** START Supplied information **
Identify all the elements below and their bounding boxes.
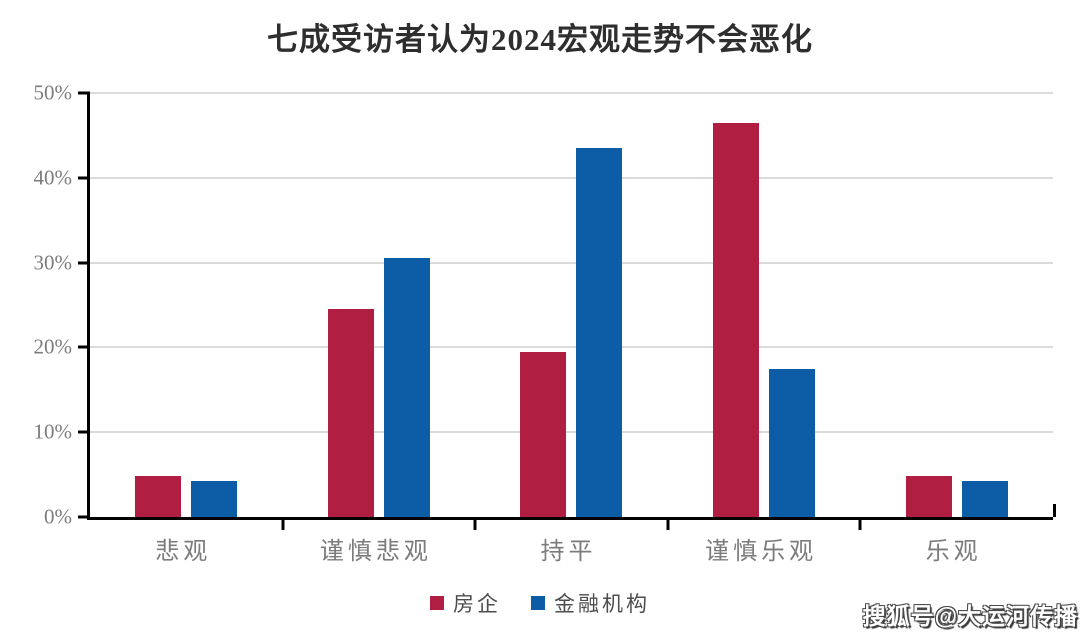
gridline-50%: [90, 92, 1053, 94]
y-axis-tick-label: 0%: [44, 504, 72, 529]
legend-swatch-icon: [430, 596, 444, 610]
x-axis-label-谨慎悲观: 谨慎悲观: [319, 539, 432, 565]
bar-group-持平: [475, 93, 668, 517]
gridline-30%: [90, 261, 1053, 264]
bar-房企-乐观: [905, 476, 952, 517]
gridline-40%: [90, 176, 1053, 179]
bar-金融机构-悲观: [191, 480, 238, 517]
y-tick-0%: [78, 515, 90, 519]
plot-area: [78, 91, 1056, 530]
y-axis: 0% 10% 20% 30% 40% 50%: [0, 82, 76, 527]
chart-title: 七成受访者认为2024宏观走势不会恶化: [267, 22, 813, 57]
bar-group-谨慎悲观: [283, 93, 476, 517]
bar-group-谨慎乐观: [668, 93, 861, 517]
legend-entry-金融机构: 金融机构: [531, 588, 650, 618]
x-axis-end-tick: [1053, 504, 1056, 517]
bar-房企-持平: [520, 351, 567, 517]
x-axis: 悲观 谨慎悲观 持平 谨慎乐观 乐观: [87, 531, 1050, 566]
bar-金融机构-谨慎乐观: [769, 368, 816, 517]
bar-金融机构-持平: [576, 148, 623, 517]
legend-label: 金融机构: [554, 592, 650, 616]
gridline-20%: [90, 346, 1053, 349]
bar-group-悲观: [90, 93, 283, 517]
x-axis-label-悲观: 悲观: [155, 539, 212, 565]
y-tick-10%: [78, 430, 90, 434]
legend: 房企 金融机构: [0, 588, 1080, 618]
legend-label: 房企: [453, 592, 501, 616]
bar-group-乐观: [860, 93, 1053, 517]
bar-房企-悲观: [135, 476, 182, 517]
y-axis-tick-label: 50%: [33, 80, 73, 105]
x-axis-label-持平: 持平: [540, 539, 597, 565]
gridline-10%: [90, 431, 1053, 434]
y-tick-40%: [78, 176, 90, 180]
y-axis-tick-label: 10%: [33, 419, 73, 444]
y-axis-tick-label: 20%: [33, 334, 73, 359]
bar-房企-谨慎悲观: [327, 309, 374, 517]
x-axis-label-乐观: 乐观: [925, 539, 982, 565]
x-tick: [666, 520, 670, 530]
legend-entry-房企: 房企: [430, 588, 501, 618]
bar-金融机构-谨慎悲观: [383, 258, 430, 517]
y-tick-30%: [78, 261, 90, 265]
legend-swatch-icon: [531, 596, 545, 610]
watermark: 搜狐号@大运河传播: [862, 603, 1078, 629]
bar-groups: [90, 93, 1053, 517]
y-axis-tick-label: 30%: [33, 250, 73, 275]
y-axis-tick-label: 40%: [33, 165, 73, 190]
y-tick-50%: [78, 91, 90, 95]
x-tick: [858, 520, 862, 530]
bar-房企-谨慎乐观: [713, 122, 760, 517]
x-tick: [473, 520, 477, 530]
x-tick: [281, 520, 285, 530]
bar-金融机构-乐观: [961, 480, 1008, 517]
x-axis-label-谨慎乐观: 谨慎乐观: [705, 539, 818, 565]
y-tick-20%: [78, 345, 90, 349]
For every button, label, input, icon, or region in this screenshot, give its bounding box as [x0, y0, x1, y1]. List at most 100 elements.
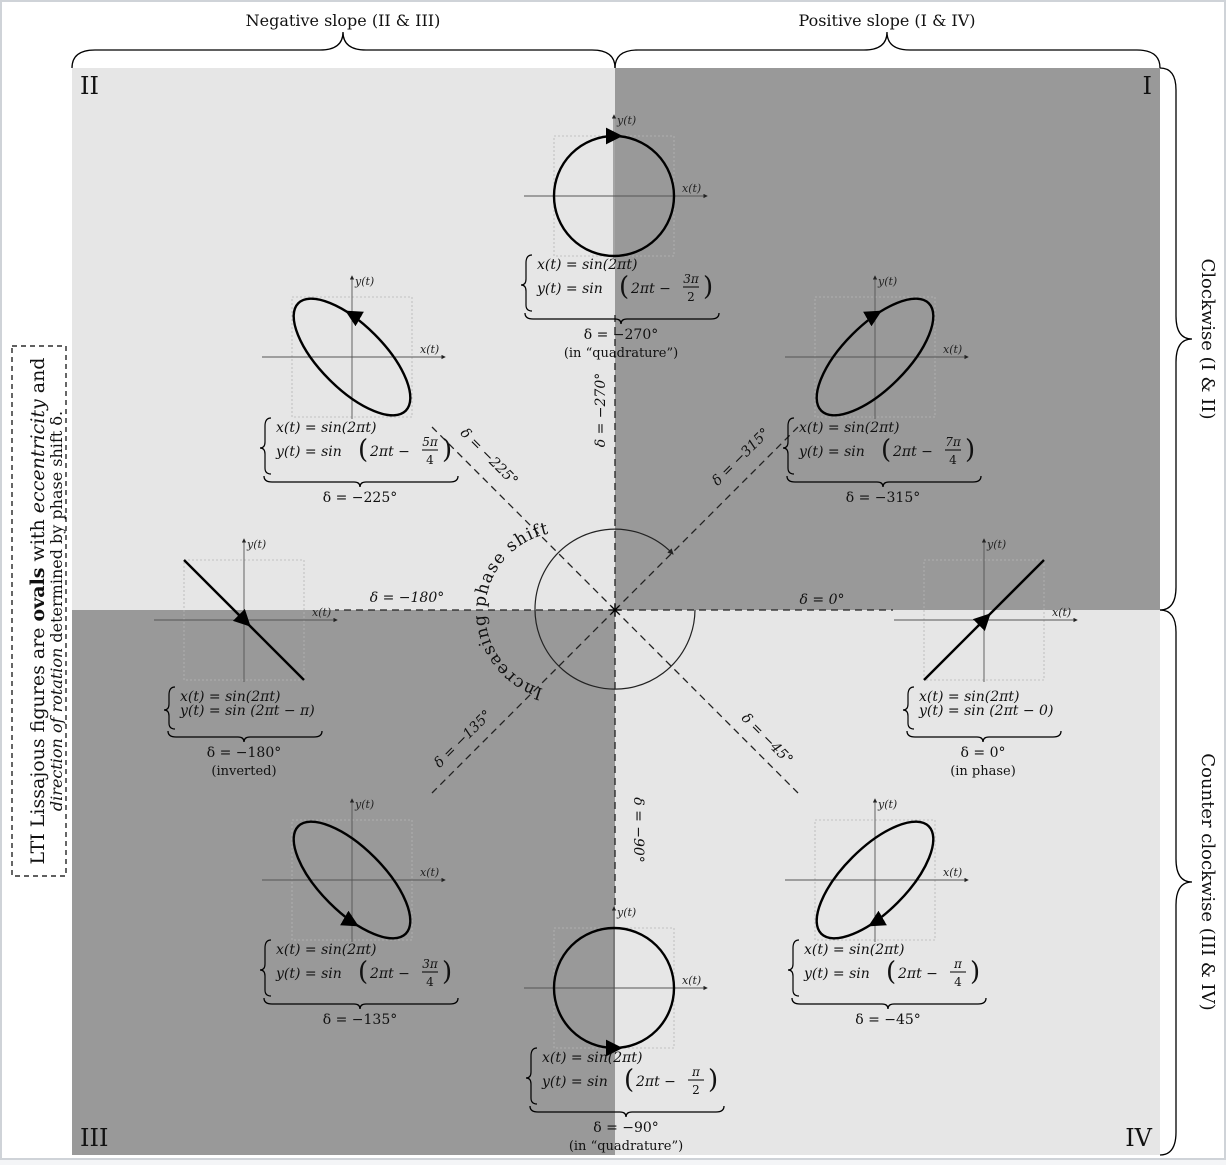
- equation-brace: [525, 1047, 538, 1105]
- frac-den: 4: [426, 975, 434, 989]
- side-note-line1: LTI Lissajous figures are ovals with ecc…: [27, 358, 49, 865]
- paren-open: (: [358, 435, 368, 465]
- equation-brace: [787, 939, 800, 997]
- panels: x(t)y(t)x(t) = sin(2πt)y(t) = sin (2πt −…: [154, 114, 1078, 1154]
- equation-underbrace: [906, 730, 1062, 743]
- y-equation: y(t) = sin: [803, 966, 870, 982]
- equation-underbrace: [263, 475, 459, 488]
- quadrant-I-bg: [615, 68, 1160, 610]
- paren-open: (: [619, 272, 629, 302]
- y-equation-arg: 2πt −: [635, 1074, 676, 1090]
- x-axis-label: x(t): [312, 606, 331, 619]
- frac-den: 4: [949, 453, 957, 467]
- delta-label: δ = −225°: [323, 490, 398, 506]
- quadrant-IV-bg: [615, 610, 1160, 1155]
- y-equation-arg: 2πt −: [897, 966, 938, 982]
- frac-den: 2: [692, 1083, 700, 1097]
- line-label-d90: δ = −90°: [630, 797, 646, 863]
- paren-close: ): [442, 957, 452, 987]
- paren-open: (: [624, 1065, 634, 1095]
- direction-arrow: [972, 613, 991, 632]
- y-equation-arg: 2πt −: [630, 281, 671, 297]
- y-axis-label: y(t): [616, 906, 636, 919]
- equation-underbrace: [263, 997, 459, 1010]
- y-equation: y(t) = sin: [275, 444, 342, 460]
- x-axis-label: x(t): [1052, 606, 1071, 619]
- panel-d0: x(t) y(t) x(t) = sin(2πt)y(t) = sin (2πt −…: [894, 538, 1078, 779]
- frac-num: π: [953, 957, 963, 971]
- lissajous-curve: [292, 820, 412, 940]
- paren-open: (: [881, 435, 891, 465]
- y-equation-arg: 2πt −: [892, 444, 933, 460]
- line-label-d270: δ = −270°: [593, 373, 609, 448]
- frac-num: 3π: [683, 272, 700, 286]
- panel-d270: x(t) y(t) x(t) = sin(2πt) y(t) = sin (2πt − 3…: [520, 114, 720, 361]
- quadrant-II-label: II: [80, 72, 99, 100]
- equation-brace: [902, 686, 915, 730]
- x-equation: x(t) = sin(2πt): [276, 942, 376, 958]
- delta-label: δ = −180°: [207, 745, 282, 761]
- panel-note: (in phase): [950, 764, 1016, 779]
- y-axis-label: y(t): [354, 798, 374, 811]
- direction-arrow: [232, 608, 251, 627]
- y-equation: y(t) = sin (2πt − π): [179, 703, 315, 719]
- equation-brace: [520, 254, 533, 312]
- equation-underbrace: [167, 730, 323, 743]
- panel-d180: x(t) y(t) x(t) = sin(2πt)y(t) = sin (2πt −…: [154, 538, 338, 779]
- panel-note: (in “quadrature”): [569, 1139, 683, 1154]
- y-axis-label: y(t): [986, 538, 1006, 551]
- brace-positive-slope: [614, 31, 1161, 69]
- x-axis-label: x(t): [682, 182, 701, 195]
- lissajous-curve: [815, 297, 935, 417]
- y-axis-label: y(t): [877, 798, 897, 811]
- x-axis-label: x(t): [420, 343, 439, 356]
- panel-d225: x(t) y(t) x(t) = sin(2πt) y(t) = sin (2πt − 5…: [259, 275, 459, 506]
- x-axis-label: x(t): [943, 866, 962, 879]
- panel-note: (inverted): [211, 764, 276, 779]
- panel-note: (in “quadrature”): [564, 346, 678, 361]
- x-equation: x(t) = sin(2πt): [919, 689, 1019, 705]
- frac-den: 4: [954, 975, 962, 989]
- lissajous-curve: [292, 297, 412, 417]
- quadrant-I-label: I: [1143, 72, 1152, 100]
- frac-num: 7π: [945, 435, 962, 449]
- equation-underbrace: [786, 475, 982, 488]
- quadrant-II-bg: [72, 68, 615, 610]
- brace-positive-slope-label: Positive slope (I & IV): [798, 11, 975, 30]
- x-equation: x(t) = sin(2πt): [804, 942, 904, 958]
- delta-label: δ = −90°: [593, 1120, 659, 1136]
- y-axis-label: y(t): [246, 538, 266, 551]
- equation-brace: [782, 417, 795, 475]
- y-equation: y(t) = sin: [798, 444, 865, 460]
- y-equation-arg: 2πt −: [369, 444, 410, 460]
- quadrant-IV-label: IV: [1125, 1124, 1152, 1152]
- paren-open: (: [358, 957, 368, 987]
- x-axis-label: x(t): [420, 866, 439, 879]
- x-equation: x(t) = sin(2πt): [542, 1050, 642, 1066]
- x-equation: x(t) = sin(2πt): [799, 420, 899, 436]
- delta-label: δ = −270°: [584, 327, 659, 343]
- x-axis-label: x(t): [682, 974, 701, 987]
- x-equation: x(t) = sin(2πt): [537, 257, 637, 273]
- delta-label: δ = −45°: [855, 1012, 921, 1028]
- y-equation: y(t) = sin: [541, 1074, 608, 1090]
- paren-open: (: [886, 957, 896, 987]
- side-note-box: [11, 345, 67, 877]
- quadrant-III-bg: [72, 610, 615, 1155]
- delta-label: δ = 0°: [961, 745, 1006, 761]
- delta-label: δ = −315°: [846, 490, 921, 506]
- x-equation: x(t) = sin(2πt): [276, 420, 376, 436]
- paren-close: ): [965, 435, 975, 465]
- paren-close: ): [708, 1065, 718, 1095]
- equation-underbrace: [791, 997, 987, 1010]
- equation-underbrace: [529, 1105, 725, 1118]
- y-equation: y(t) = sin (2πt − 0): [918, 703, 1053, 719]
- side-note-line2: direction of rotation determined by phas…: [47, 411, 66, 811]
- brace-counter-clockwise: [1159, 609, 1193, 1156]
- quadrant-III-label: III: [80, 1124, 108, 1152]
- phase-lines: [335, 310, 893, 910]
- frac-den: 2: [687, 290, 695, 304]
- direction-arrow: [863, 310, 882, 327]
** END Supplied information **
> _Short exercise_
Return the lines of the listing exactly as they appear, starting at the line containing "gridline-50%: [90, 92, 1053, 94]" and ending at the line containing "bar-group-谨慎乐观: [668, 93, 861, 517]", with both of those lines included.

> _Answer_
gridline-50%: [90, 92, 1053, 94]
y-axis-tick-label: 0%: [44, 504, 72, 529]
legend-swatch-icon: [430, 596, 444, 610]
x-axis-label-谨慎悲观: 谨慎悲观: [319, 539, 432, 565]
bar-group-持平: [475, 93, 668, 517]
gridline-30%: [90, 261, 1053, 264]
bar-房企-乐观: [905, 476, 952, 517]
gridline-40%: [90, 176, 1053, 179]
bar-金融机构-悲观: [191, 480, 238, 517]
y-tick-0%: [78, 515, 90, 519]
plot-area: [78, 91, 1056, 530]
y-axis: 0% 10% 20% 30% 40% 50%: [0, 82, 76, 527]
chart-title: 七成受访者认为2024宏观走势不会恶化: [267, 22, 813, 57]
bar-group-谨慎悲观: [283, 93, 476, 517]
bar-group-谨慎乐观: [668, 93, 861, 517]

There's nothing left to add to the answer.